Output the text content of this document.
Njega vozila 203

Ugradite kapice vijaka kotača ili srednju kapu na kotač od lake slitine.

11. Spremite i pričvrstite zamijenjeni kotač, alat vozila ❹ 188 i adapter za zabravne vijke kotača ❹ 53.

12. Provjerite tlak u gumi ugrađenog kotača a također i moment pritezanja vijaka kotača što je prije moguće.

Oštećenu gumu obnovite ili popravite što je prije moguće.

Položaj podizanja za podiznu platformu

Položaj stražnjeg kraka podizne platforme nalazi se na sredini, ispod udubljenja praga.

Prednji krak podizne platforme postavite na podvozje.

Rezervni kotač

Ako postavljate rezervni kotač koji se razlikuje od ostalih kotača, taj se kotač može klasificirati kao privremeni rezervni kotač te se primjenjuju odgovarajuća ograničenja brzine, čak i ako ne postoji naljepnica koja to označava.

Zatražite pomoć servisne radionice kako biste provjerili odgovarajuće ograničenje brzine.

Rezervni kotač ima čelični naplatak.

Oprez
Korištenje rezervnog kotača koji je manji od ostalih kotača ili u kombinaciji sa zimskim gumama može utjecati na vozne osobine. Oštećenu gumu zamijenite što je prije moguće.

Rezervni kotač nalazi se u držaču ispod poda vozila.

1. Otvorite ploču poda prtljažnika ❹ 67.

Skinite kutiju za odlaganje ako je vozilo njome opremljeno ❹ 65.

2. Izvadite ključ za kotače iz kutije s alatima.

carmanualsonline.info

──────────

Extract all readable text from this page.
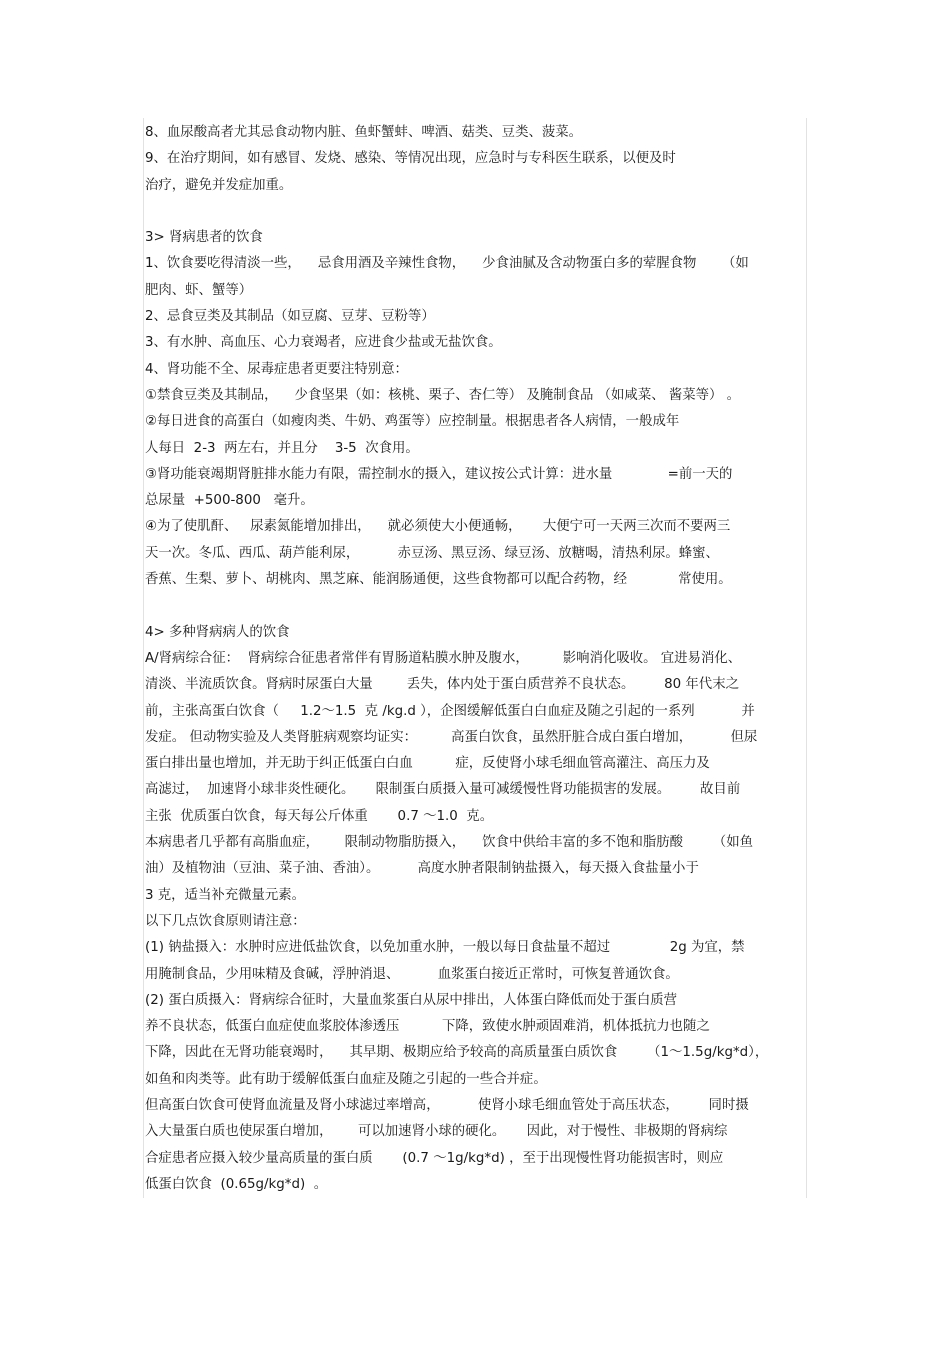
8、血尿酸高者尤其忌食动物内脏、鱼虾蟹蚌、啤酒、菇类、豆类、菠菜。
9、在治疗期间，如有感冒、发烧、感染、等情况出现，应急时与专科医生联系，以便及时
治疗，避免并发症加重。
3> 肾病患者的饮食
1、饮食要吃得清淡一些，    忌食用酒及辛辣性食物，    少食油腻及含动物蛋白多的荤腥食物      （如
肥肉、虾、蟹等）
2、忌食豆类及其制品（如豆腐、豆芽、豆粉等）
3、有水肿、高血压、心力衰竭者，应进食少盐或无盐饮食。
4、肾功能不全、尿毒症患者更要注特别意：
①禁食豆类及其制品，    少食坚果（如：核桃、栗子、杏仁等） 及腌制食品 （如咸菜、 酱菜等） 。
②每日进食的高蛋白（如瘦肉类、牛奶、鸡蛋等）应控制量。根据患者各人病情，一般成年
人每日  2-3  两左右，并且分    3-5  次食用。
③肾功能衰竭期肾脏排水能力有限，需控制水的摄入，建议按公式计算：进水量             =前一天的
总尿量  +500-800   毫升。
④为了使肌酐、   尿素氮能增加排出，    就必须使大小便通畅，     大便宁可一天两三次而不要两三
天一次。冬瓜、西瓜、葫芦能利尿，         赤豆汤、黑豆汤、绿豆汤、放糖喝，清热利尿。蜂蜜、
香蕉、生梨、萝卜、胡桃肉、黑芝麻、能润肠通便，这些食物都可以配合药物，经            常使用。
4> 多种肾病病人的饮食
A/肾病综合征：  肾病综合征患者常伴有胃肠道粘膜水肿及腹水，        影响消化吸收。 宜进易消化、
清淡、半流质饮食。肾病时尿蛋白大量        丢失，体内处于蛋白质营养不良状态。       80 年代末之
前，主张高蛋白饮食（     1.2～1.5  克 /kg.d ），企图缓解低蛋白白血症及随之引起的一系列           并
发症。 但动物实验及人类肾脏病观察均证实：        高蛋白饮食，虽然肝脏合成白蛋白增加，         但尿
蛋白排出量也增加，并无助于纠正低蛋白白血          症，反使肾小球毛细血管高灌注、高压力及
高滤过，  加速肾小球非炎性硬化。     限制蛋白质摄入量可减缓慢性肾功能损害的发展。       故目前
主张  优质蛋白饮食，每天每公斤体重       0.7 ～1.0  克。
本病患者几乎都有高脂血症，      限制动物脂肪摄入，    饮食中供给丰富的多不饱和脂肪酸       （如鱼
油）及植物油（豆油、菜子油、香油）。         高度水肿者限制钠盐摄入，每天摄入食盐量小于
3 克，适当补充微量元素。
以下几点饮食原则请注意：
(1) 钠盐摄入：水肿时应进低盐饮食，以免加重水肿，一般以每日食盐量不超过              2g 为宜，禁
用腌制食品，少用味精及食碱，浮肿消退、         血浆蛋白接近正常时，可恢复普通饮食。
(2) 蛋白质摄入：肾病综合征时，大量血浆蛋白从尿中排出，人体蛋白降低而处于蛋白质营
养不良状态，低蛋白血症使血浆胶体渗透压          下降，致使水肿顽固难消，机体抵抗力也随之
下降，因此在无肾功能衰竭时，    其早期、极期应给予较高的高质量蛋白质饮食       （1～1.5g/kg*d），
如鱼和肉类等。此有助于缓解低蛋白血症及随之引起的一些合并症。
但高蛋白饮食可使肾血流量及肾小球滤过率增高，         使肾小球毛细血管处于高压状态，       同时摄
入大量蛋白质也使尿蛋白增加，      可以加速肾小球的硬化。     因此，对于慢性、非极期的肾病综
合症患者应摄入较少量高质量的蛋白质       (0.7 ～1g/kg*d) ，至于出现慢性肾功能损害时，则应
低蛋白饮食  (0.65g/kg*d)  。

──────────

GIVEN INSTRUCTION: Collect the lines of the records that include the string "podizne".

TASK OUTPUT:
Položaj stražnjeg kraka podizne platforme nalazi se na sredini, ispod udubljenja praga.
Prednji krak podizne platforme postavite na podvozje.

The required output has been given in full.